• Exercise:
Without the pictures, copy all the entries below exactly.

• Provided material:
•••••
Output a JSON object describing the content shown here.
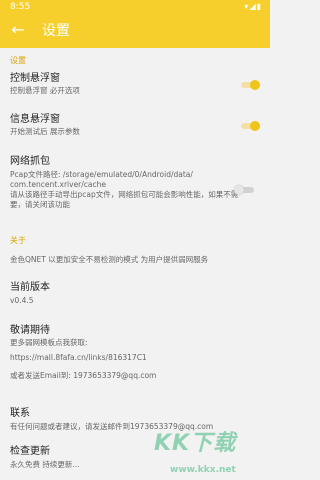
{
  "status": {
    "time": "8:55",
    "icons": "▾◢▮"
  },
  "appbar": {
    "back_icon": "arrow-left",
    "title": "设置"
  },
  "sections": {
    "settings": "设置",
    "about": "关于"
  },
  "items": {
    "control_float": {
      "title": "控制悬浮窗",
      "subtitle": "控制悬浮窗 必开选项",
      "toggle": true
    },
    "info_float": {
      "title": "信息悬浮窗",
      "subtitle": "开始测试后 展示参数",
      "toggle": true
    },
    "capture": {
      "title": "网络抓包",
      "line1": "Pcap文件路径: /storage/emulated/0/Android/data/",
      "line2": "com.tencent.xriver/cache",
      "line3": "请从该路径手动导出pcap文件，网络抓包可能会影响性能，如果不需要，请关闭该功能",
      "toggle": false
    },
    "about_text": "金色QNET 以更加安全不易检测的模式 为用户提供弱网服务",
    "version": {
      "title": "当前版本",
      "value": "v0.4.5"
    },
    "stay_tuned": {
      "title": "敬请期待",
      "subtitle": "更多弱网模板点我获取:",
      "link": "https://mall.8fafa.cn/links/816317C1",
      "email": "或者发送Email到: 1973653379@qq.com"
    },
    "contact": {
      "title": "联系",
      "subtitle": "有任何问题或者建议，请发送邮件到1973653379@qq.com"
    },
    "update": {
      "title": "检查更新",
      "subtitle": "永久免费 持续更新..."
    }
  },
  "watermark": {
    "brand": "KK下载",
    "url": "www.kkx.net"
  },
  "colors": {
    "accent": "#f7cf2c",
    "toggle_on": "#f0c419"
  }
}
•••••
• Solved exercise:
Output a JSON object describing the content shown here.
{
  "status": {
    "time": "8:55",
    "icons": "▾◢▮"
  },
  "appbar": {
    "back_icon": "arrow-left",
    "title": "设置"
  },
  "sections": {
    "settings": "设置",
    "about": "关于"
  },
  "items": {
    "control_float": {
      "title": "控制悬浮窗",
      "subtitle": "控制悬浮窗 必开选项",
      "toggle": true
    },
    "info_float": {
      "title": "信息悬浮窗",
      "subtitle": "开始测试后 展示参数",
      "toggle": true
    },
    "capture": {
      "title": "网络抓包",
      "line1": "Pcap文件路径: /storage/emulated/0/Android/data/",
      "line2": "com.tencent.xriver/cache",
      "line3": "请从该路径手动导出pcap文件，网络抓包可能会影响性能，如果不需要，请关闭该功能",
      "toggle": false
    },
    "about_text": "金色QNET 以更加安全不易检测的模式 为用户提供弱网服务",
    "version": {
      "title": "当前版本",
      "value": "v0.4.5"
    },
    "stay_tuned": {
      "title": "敬请期待",
      "subtitle": "更多弱网模板点我获取:",
      "link": "https://mall.8fafa.cn/links/816317C1",
      "email": "或者发送Email到: 1973653379@qq.com"
    },
    "contact": {
      "title": "联系",
      "subtitle": "有任何问题或者建议，请发送邮件到1973653379@qq.com"
    },
    "update": {
      "title": "检查更新",
      "subtitle": "永久免费 持续更新..."
    }
  },
  "watermark": {
    "brand": "KK下载",
    "url": "www.kkx.net"
  },
  "colors": {
    "accent": "#f7cf2c",
    "toggle_on": "#f0c419"
  }
}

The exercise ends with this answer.